*Material provided*.
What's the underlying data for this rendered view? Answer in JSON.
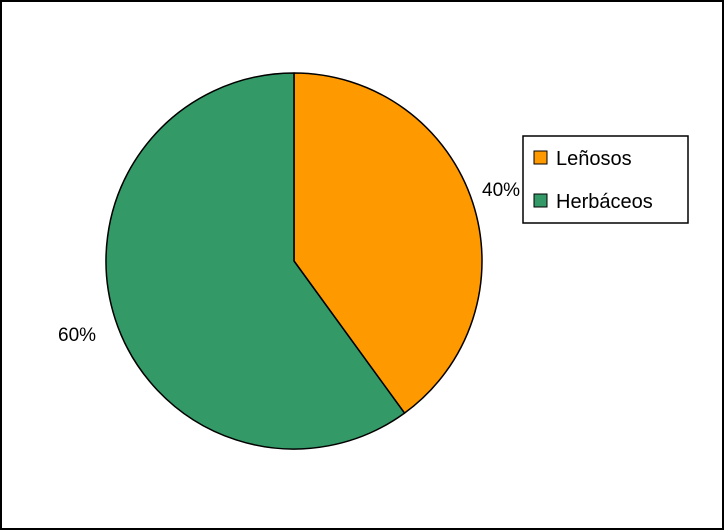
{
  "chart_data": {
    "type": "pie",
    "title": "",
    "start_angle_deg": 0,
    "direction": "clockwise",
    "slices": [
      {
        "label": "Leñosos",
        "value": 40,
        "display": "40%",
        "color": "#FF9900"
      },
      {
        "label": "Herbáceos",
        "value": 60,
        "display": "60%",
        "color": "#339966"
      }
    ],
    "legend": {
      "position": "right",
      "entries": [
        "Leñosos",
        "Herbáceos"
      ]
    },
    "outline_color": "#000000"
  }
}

...

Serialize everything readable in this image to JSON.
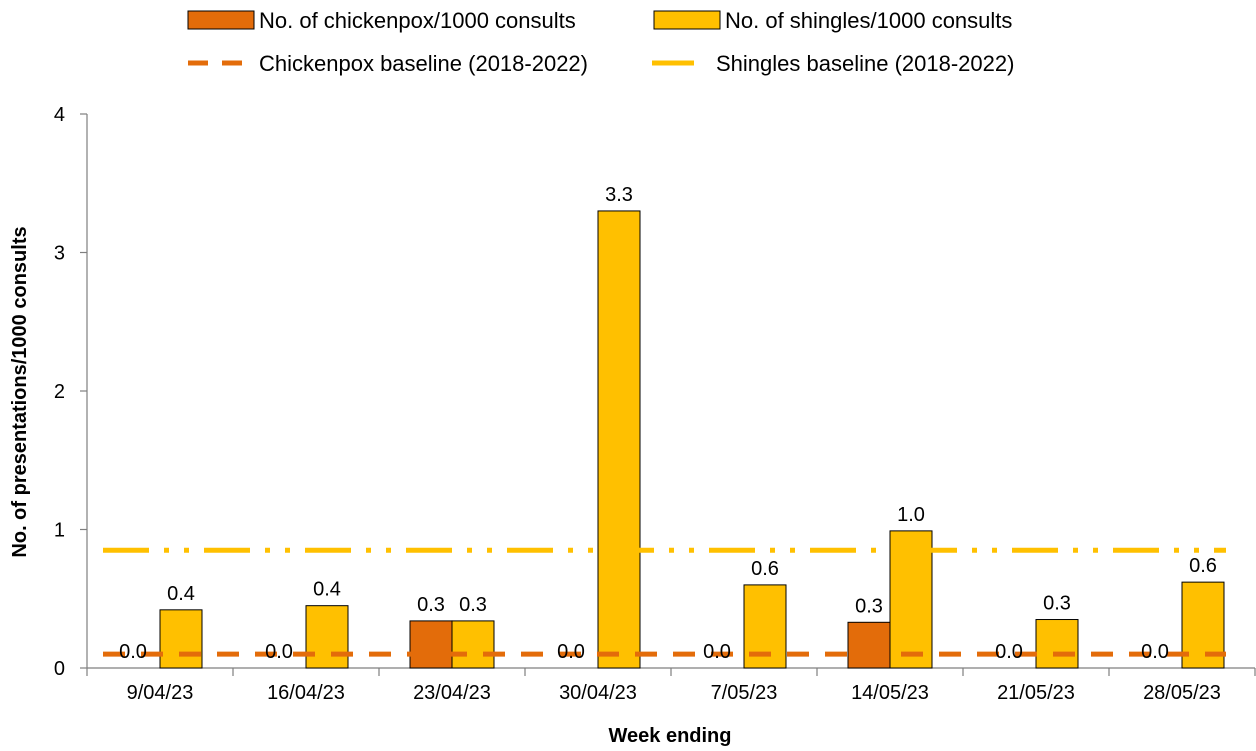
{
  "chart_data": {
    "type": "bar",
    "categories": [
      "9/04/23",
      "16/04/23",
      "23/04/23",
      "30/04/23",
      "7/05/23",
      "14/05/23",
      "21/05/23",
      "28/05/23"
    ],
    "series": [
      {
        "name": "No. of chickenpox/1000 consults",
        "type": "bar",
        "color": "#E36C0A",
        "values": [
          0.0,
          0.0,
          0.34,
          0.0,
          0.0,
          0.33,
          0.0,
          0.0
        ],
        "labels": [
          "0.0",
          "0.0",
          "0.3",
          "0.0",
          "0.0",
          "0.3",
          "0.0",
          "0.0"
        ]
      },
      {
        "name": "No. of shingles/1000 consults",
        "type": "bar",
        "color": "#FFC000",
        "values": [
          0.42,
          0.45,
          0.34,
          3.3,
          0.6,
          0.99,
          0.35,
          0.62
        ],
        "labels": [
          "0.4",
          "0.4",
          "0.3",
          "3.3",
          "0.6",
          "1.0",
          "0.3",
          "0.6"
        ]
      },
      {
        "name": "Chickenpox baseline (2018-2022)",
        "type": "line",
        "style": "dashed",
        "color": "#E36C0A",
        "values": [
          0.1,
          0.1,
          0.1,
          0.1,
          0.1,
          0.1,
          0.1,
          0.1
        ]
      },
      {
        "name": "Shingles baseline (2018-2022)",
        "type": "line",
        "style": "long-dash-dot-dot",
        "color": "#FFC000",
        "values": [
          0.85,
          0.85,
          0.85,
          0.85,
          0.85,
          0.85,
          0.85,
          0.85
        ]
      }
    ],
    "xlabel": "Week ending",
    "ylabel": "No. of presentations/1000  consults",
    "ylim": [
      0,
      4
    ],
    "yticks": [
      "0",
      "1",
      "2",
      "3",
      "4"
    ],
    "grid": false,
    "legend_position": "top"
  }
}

*Exercise brief*.
Scan the lines for the string "baseline". Copy out each line that matches.

*Solution for this problem*.
        "name": "Chickenpox baseline (2018-2022)",
        "name": "Shingles baseline (2018-2022)",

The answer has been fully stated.